> **Your objective**
Search the data below for "waveform"; list each line that holds it.

> **Given data**
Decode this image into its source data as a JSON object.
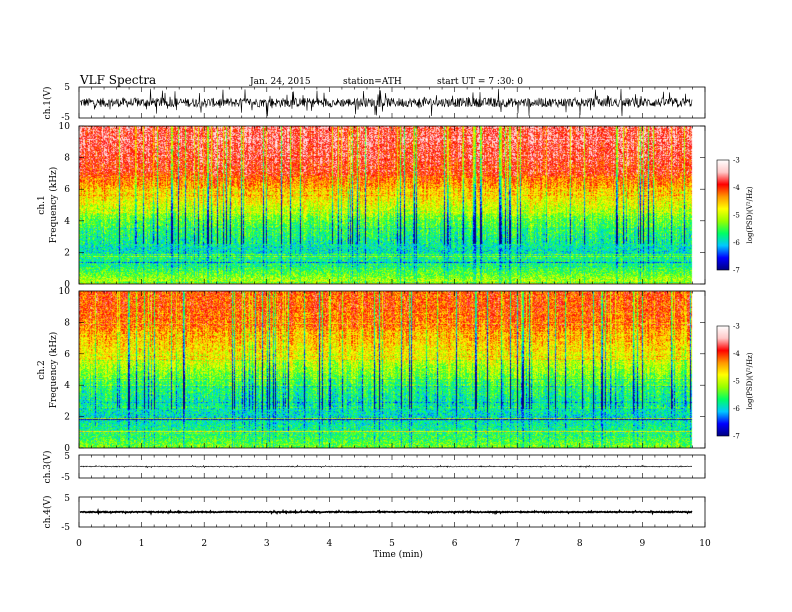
{
  "header": {
    "title": "VLF  Spectra",
    "date": "Jan. 24, 2015",
    "station": "station=ATH",
    "start": "start  UT  =   7 :30: 0"
  },
  "chart_data": [
    {
      "type": "line",
      "name": "ch1-waveform",
      "ylabel": "ch.1(V)",
      "ylim": [
        -5,
        5
      ],
      "yticks": [
        "5",
        "-5"
      ],
      "xlim": [
        0,
        10
      ],
      "signal": {
        "baseline": 0,
        "typical_amplitude": 2.5,
        "spike_amplitude": 4.5,
        "end_min": 9.8
      }
    },
    {
      "type": "heatmap",
      "name": "ch1-spectrogram",
      "ylabel": "ch.1\nFrequency  (kHz)",
      "ylabel_line1": "ch.1",
      "ylabel_line2": "Frequency  (kHz)",
      "ylim": [
        0,
        10
      ],
      "yticks": [
        "0",
        "2",
        "4",
        "6",
        "8",
        "10"
      ],
      "xlim": [
        0,
        10
      ],
      "data_end_min": 9.8,
      "zlabel": "log(PSD)(V²/Hz)",
      "zlim": [
        -7,
        -3
      ],
      "zticks": [
        "-3",
        "-4",
        "-5",
        "-6",
        "-7"
      ],
      "profile": [
        {
          "f": 0.0,
          "z": -5.0
        },
        {
          "f": 1.0,
          "z": -5.6
        },
        {
          "f": 2.0,
          "z": -5.9
        },
        {
          "f": 3.0,
          "z": -5.7
        },
        {
          "f": 4.0,
          "z": -5.4
        },
        {
          "f": 5.0,
          "z": -4.9
        },
        {
          "f": 6.0,
          "z": -4.5
        },
        {
          "f": 7.0,
          "z": -4.0
        },
        {
          "f": 8.0,
          "z": -3.8
        },
        {
          "f": 9.0,
          "z": -3.7
        },
        {
          "f": 10.0,
          "z": -3.7
        }
      ]
    },
    {
      "type": "heatmap",
      "name": "ch2-spectrogram",
      "ylabel": "ch.2\nFrequency  (kHz)",
      "ylabel_line1": "ch.2",
      "ylabel_line2": "Frequency  (kHz)",
      "ylim": [
        0,
        10
      ],
      "yticks": [
        "0",
        "2",
        "4",
        "6",
        "8",
        "10"
      ],
      "xlim": [
        0,
        10
      ],
      "data_end_min": 9.8,
      "zlabel": "log(PSD)(V²/Hz)",
      "zlim": [
        -7,
        -3
      ],
      "zticks": [
        "-3",
        "-4",
        "-5",
        "-6",
        "-7"
      ],
      "profile": [
        {
          "f": 0.0,
          "z": -5.3
        },
        {
          "f": 1.0,
          "z": -5.7
        },
        {
          "f": 2.0,
          "z": -5.9
        },
        {
          "f": 3.0,
          "z": -5.8
        },
        {
          "f": 4.0,
          "z": -5.6
        },
        {
          "f": 5.0,
          "z": -5.2
        },
        {
          "f": 6.0,
          "z": -4.8
        },
        {
          "f": 7.0,
          "z": -4.5
        },
        {
          "f": 8.0,
          "z": -4.2
        },
        {
          "f": 9.0,
          "z": -4.1
        },
        {
          "f": 10.0,
          "z": -4.1
        }
      ]
    },
    {
      "type": "line",
      "name": "ch3-waveform",
      "ylabel": "ch.3(V)",
      "ylim": [
        -5,
        5
      ],
      "yticks": [
        "5",
        "-5"
      ],
      "xlim": [
        0,
        10
      ],
      "signal": {
        "baseline": 0,
        "typical_amplitude": 0.3,
        "spike_amplitude": 0.5,
        "end_min": 9.8
      }
    },
    {
      "type": "line",
      "name": "ch4-waveform",
      "ylabel": "ch.4(V)",
      "ylim": [
        -5,
        5
      ],
      "yticks": [
        "5",
        "-5"
      ],
      "xlim": [
        0,
        10
      ],
      "signal": {
        "baseline": 0,
        "typical_amplitude": 0.25,
        "spike_amplitude": 0.4,
        "end_min": 9.8
      }
    }
  ],
  "xaxis": {
    "label": "Time  (min)",
    "ticks": [
      "0",
      "1",
      "2",
      "3",
      "4",
      "5",
      "6",
      "7",
      "8",
      "9",
      "10"
    ],
    "range": [
      0,
      10
    ]
  },
  "colors": {
    "scale": [
      "#000080",
      "#0000ff",
      "#00c8ff",
      "#00ff64",
      "#96ff00",
      "#ffff00",
      "#ff9600",
      "#ff0000",
      "#ffc8c8",
      "#ffffff"
    ]
  }
}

> **Exercise solution**
      "name": "ch1-waveform",
      "name": "ch3-waveform",
      "name": "ch4-waveform",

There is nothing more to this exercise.